## Written problem:
Gather each line in the entries that includes the string "Burma".

## Provided records:

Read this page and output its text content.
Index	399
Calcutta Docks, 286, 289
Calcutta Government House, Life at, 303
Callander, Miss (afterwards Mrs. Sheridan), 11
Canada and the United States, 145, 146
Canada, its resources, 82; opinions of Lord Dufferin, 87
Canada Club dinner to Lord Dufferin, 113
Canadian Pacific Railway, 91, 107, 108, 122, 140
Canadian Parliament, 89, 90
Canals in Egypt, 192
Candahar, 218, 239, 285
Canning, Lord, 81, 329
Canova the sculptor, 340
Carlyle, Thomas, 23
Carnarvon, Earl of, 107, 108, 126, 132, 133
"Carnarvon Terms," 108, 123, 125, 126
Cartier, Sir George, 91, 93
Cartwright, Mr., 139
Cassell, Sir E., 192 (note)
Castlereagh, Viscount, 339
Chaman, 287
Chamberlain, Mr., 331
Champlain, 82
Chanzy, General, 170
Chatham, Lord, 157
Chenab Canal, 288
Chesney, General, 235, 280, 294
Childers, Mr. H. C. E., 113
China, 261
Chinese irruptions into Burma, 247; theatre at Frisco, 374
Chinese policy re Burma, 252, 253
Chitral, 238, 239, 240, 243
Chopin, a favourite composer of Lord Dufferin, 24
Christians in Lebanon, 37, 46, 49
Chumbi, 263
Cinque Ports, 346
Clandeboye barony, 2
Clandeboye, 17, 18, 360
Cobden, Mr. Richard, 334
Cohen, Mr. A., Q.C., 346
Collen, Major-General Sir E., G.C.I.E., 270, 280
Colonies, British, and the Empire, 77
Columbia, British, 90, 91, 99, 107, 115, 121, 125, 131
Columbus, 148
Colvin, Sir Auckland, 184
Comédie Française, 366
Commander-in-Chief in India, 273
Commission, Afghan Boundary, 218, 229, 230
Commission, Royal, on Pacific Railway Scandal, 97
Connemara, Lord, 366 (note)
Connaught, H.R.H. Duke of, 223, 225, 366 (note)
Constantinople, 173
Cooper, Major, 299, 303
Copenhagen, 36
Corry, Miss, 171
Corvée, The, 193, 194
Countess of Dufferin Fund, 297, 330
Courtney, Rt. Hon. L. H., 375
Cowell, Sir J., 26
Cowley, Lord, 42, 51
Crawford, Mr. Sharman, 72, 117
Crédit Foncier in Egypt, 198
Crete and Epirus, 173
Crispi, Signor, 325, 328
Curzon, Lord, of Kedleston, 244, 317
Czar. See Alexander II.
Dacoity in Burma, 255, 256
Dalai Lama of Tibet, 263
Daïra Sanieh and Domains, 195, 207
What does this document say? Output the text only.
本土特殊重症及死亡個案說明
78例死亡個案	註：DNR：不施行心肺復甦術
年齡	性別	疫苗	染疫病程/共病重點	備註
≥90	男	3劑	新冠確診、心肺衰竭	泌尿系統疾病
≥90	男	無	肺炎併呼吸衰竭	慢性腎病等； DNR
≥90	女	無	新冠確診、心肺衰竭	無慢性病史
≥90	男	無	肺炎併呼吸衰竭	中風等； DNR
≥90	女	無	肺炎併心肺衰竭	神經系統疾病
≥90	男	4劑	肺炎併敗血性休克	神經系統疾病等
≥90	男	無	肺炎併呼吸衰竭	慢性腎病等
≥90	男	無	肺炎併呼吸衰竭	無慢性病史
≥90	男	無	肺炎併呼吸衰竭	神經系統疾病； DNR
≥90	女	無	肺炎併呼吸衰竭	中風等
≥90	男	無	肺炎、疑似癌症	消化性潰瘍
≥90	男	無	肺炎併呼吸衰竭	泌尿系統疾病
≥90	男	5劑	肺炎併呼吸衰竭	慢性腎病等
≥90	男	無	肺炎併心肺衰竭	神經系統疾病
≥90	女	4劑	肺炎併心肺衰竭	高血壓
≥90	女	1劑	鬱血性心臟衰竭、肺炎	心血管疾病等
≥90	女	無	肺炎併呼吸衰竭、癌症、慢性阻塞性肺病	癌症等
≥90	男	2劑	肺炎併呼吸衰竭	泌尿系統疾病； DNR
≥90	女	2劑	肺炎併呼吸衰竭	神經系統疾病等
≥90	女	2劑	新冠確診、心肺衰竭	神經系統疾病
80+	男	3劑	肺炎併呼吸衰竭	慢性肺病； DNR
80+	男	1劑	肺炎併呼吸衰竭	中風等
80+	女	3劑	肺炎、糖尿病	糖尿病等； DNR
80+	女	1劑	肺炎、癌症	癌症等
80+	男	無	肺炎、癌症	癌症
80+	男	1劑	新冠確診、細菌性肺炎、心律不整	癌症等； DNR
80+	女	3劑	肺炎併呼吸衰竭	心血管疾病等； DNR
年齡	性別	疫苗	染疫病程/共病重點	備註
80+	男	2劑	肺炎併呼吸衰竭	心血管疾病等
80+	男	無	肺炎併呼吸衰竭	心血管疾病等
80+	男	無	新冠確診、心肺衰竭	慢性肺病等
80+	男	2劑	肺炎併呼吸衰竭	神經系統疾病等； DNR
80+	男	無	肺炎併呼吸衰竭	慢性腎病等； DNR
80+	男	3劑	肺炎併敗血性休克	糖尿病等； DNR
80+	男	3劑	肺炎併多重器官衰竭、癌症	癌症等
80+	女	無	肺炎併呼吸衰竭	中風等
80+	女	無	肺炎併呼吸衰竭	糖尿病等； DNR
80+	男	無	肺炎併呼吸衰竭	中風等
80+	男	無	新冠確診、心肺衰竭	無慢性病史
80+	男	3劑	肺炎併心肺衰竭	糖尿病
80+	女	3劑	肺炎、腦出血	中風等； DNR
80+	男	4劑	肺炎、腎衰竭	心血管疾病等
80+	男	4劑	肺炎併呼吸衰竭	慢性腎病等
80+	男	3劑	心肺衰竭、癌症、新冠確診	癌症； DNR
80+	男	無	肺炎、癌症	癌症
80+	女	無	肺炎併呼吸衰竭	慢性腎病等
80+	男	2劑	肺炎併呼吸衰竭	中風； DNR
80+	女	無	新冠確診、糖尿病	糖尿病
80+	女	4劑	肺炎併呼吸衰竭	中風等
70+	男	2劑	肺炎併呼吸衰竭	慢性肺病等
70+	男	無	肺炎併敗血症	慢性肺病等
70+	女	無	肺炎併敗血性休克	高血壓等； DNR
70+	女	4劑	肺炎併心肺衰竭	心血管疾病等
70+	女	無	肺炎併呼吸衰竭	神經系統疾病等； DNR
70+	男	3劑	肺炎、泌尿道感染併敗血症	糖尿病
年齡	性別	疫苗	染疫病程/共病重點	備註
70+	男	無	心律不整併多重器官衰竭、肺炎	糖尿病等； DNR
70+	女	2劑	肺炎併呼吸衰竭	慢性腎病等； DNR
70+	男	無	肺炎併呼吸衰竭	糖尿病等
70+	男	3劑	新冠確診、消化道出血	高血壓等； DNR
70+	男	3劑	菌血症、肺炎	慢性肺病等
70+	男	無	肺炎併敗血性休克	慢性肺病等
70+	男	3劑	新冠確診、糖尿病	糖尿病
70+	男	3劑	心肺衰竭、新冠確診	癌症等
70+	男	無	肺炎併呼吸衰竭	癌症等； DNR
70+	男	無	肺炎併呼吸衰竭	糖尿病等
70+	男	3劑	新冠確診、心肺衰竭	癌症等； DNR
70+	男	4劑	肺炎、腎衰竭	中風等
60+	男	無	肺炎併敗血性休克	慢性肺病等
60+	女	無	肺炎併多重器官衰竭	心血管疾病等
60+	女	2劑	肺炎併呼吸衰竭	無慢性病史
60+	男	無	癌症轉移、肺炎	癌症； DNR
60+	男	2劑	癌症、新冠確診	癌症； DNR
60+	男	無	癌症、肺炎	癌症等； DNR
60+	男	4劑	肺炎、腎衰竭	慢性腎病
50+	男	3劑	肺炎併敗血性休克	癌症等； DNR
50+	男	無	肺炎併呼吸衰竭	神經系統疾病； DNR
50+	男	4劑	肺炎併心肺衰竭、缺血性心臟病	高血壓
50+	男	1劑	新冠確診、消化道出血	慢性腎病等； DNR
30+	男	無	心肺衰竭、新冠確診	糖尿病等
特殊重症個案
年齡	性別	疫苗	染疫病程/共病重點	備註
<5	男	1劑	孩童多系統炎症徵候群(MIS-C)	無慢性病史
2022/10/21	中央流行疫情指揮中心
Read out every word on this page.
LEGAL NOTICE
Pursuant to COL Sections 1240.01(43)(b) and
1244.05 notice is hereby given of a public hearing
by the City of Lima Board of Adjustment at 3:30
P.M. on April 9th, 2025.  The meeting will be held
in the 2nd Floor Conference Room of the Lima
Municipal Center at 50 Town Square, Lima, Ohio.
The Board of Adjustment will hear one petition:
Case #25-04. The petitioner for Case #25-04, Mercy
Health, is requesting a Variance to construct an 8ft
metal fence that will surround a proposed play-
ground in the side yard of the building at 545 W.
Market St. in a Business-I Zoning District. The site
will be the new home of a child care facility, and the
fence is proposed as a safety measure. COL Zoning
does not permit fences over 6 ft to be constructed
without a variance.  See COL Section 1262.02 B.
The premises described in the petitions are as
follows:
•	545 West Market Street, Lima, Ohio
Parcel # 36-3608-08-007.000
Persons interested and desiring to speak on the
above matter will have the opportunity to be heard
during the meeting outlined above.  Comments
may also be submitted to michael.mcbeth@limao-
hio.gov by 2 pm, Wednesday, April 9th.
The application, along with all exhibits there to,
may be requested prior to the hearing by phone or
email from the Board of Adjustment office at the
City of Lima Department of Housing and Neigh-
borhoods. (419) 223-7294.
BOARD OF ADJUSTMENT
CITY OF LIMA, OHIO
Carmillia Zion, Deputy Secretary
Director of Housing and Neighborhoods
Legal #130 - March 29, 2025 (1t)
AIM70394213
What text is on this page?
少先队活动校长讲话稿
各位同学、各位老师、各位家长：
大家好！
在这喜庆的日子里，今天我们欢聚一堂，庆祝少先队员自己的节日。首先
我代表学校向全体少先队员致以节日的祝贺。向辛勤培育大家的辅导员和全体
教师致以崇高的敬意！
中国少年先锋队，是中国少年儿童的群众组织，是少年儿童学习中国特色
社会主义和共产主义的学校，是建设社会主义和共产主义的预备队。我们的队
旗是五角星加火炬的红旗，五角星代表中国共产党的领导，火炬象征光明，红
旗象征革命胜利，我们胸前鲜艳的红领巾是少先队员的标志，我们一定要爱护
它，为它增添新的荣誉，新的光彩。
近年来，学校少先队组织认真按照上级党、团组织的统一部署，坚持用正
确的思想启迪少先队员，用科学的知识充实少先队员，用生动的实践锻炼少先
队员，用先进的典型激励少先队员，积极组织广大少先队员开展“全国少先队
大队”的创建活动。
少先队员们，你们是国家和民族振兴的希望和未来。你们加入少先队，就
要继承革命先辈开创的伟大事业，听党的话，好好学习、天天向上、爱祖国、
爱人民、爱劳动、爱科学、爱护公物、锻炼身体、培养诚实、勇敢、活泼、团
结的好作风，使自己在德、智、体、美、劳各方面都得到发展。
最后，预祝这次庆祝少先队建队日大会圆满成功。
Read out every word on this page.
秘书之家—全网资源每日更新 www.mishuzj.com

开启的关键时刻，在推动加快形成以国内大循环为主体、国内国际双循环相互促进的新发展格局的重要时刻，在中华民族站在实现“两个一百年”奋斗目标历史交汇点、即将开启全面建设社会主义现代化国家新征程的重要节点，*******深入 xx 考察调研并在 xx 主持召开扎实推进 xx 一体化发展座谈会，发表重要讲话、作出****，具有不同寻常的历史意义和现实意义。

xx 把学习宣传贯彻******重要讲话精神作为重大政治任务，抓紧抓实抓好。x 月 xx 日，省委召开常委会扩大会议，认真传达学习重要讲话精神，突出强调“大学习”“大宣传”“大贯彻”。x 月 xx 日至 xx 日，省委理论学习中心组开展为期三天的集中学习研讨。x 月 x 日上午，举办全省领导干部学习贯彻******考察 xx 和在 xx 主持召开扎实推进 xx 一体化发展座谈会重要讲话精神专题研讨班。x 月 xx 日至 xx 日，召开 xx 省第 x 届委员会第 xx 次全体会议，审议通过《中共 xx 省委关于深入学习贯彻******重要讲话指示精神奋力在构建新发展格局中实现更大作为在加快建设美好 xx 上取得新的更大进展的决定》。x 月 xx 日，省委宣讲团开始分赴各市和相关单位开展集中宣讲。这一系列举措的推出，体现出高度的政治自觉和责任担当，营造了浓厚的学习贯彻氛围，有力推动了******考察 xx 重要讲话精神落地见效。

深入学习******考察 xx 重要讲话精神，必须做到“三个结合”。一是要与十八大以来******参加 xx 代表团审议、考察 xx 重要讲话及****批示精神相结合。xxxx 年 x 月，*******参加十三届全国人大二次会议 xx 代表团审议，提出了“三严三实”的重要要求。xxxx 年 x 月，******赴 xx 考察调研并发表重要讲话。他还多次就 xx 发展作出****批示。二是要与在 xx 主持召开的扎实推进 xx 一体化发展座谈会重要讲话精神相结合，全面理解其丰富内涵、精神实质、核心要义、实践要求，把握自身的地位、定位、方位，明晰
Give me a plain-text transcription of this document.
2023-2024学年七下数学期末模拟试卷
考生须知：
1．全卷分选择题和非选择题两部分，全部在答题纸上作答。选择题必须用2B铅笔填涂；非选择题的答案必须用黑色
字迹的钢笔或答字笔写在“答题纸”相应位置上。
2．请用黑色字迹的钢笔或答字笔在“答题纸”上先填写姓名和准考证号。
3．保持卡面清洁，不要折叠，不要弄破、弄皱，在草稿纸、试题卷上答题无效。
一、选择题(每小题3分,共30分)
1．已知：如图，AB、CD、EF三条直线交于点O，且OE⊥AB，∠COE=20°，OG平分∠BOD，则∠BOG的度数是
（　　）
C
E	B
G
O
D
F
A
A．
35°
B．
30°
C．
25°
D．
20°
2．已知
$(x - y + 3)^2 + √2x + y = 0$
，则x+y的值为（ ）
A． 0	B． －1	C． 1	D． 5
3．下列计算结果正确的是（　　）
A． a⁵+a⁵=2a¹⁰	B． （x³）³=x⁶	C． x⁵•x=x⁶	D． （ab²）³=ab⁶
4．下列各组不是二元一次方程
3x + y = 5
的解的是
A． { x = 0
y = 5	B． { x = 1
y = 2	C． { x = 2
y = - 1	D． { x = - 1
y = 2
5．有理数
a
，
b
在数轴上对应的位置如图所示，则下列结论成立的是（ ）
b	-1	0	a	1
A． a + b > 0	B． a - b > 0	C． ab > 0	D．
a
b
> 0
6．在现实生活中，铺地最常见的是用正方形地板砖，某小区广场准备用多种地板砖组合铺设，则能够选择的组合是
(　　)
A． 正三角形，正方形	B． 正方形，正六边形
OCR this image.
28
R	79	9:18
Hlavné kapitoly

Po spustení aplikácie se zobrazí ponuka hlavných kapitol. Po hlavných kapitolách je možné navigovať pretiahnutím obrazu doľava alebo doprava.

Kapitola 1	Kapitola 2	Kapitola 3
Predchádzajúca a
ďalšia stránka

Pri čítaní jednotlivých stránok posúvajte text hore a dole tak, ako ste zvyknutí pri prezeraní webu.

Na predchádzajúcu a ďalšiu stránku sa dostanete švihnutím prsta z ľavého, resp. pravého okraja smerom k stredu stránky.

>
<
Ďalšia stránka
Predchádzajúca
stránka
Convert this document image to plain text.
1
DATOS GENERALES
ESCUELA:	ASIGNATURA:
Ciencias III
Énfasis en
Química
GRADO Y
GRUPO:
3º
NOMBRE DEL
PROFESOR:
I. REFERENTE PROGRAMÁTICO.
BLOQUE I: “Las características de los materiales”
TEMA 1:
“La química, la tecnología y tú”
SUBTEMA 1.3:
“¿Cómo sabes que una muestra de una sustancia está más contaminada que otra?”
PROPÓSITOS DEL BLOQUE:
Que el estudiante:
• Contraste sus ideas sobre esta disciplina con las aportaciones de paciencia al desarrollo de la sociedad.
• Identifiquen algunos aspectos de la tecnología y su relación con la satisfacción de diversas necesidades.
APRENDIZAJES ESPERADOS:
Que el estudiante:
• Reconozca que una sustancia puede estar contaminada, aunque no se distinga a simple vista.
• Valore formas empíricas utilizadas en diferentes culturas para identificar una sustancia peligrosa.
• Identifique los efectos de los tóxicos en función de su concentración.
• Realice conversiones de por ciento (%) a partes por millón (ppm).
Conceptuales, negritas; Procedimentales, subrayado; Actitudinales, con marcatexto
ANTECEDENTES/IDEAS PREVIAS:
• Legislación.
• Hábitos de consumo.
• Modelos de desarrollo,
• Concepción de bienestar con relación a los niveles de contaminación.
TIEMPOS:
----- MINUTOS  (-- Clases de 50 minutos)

## The response:
Chinese irruptions into Burma, 247; theatre at Frisco, 374
Chinese policy re Burma, 252, 253
Dacoity in Burma, 255, 256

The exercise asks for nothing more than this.